(Supplied records):
--- begin ---

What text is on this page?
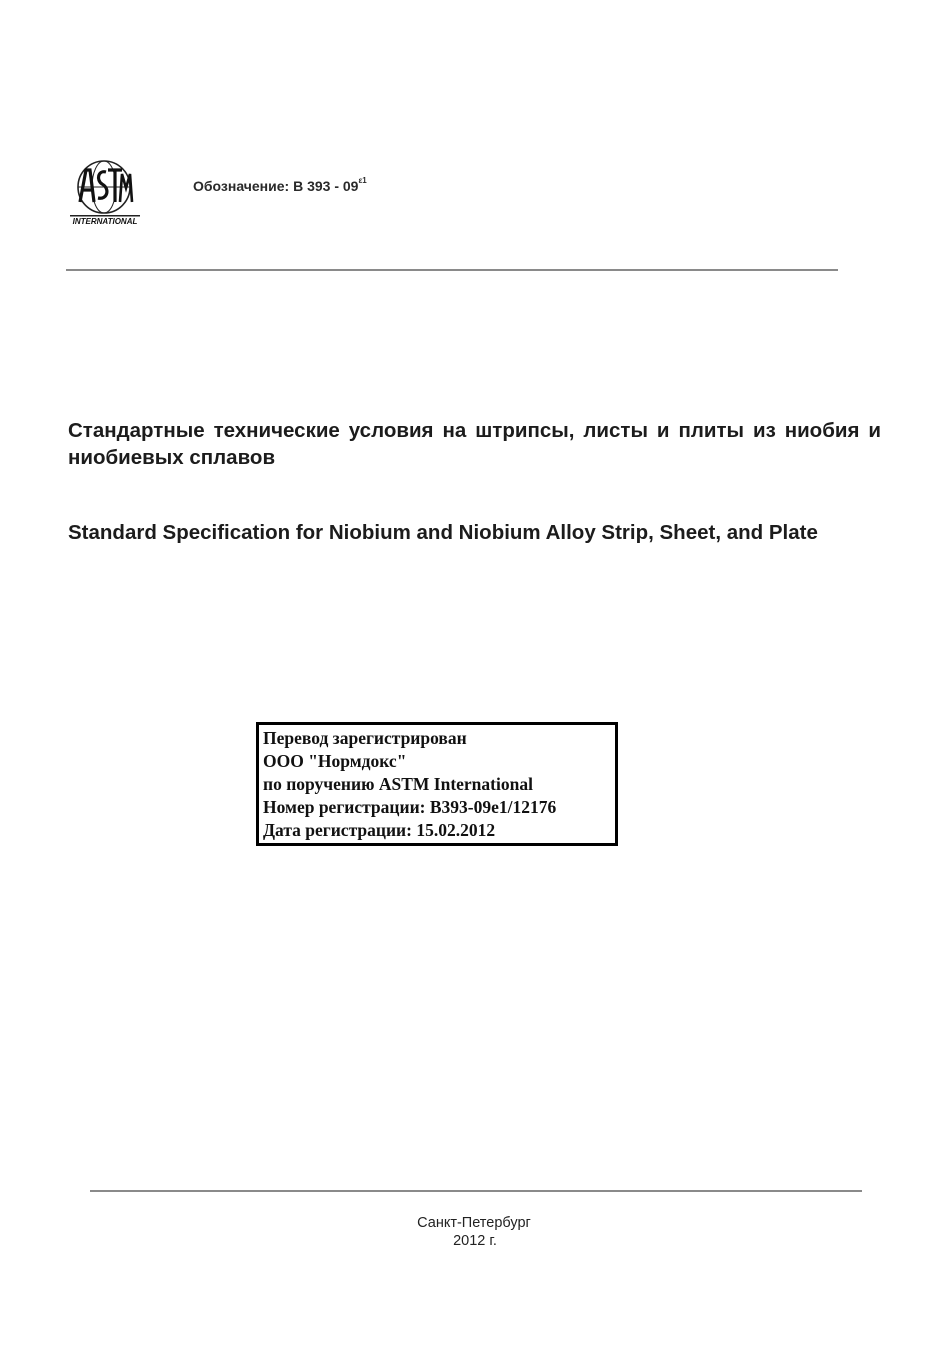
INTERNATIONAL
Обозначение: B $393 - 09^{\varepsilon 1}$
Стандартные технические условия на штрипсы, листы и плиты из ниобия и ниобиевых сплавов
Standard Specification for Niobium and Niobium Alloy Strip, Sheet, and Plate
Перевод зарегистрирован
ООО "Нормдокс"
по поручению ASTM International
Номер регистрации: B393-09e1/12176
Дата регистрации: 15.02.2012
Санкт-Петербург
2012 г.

--- end ---

(Work to do): Leave out the pictures and print every line of the data exactly.

(Exercise answer):
What text is on this page?
INTERNATIONAL
Обозначение: B $393 - 09^{\varepsilon 1}$
Стандартные технические условия на штрипсы, листы и плиты из ниобия и ниобиевых сплавов
Standard Specification for Niobium and Niobium Alloy Strip, Sheet, and Plate
Перевод зарегистрирован
ООО "Нормдокс"
по поручению ASTM International
Номер регистрации: B393-09e1/12176
Дата регистрации: 15.02.2012
Санкт-Петербург
2012 г.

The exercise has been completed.